Data extracted from a collection:
----

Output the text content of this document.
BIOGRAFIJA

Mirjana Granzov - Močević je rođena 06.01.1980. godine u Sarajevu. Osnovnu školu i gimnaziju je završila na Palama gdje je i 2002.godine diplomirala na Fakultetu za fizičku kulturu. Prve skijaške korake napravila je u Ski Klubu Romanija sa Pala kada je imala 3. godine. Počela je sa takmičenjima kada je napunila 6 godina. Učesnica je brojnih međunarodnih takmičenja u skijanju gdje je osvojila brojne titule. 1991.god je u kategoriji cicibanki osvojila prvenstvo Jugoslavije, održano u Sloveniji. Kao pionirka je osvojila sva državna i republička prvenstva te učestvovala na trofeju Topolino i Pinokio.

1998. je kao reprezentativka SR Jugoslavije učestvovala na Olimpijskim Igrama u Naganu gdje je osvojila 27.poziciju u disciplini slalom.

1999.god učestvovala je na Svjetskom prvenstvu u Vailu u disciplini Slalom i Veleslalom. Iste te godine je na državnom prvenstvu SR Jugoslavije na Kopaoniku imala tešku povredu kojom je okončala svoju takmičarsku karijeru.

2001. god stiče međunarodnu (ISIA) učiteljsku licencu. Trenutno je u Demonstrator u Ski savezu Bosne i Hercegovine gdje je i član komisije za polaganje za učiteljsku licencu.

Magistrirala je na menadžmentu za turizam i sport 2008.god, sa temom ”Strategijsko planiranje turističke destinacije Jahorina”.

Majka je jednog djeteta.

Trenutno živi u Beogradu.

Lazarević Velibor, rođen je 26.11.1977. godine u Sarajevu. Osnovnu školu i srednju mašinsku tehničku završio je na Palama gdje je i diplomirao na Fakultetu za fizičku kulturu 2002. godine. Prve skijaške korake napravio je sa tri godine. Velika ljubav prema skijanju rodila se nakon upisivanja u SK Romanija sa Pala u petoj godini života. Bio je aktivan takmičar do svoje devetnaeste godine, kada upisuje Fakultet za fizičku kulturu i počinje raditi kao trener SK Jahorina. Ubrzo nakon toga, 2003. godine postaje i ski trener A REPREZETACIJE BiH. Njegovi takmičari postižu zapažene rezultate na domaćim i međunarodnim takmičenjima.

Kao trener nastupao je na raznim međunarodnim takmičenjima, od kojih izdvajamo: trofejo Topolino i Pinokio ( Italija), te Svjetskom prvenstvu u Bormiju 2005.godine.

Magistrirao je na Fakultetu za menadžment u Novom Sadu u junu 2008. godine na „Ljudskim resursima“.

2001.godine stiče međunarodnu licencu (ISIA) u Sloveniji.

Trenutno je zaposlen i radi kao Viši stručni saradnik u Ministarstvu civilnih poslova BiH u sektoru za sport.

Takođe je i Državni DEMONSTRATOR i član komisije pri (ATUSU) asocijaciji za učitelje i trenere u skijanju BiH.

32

----

_WRITTEN INSTRUCTION_:
Each record must be returned exactly as it is written.

_EXERCISE OUTPUT_:
Output the text content of this document.
BIOGRAFIJA

Mirjana Granzov - Močević je rođena 06.01.1980. godine u Sarajevu. Osnovnu školu i gimnaziju je završila na Palama gdje je i 2002.godine diplomirala na Fakultetu za fizičku kulturu. Prve skijaške korake napravila je u Ski Klubu Romanija sa Pala kada je imala 3. godine. Počela je sa takmičenjima kada je napunila 6 godina. Učesnica je brojnih međunarodnih takmičenja u skijanju gdje je osvojila brojne titule. 1991.god je u kategoriji cicibanki osvojila prvenstvo Jugoslavije, održano u Sloveniji. Kao pionirka je osvojila sva državna i republička prvenstva te učestvovala na trofeju Topolino i Pinokio.

1998. je kao reprezentativka SR Jugoslavije učestvovala na Olimpijskim Igrama u Naganu gdje je osvojila 27.poziciju u disciplini slalom.

1999.god učestvovala je na Svjetskom prvenstvu u Vailu u disciplini Slalom i Veleslalom. Iste te godine je na državnom prvenstvu SR Jugoslavije na Kopaoniku imala tešku povredu kojom je okončala svoju takmičarsku karijeru.

2001. god stiče međunarodnu (ISIA) učiteljsku licencu. Trenutno je u Demonstrator u Ski savezu Bosne i Hercegovine gdje je i član komisije za polaganje za učiteljsku licencu.

Magistrirala je na menadžmentu za turizam i sport 2008.god, sa temom ”Strategijsko planiranje turističke destinacije Jahorina”.

Majka je jednog djeteta.

Trenutno živi u Beogradu.

Lazarević Velibor, rođen je 26.11.1977. godine u Sarajevu. Osnovnu školu i srednju mašinsku tehničku završio je na Palama gdje je i diplomirao na Fakultetu za fizičku kulturu 2002. godine. Prve skijaške korake napravio je sa tri godine. Velika ljubav prema skijanju rodila se nakon upisivanja u SK Romanija sa Pala u petoj godini života. Bio je aktivan takmičar do svoje devetnaeste godine, kada upisuje Fakultet za fizičku kulturu i počinje raditi kao trener SK Jahorina. Ubrzo nakon toga, 2003. godine postaje i ski trener A REPREZETACIJE BiH. Njegovi takmičari postižu zapažene rezultate na domaćim i međunarodnim takmičenjima.

Kao trener nastupao je na raznim međunarodnim takmičenjima, od kojih izdvajamo: trofejo Topolino i Pinokio ( Italija), te Svjetskom prvenstvu u Bormiju 2005.godine.

Magistrirao je na Fakultetu za menadžment u Novom Sadu u junu 2008. godine na „Ljudskim resursima“.

2001.godine stiče međunarodnu licencu (ISIA) u Sloveniji.

Trenutno je zaposlen i radi kao Viši stručni saradnik u Ministarstvu civilnih poslova BiH u sektoru za sport.

Takođe je i Državni DEMONSTRATOR i član komisije pri (ATUSU) asocijaciji za učitelje i trenere u skijanju BiH.

32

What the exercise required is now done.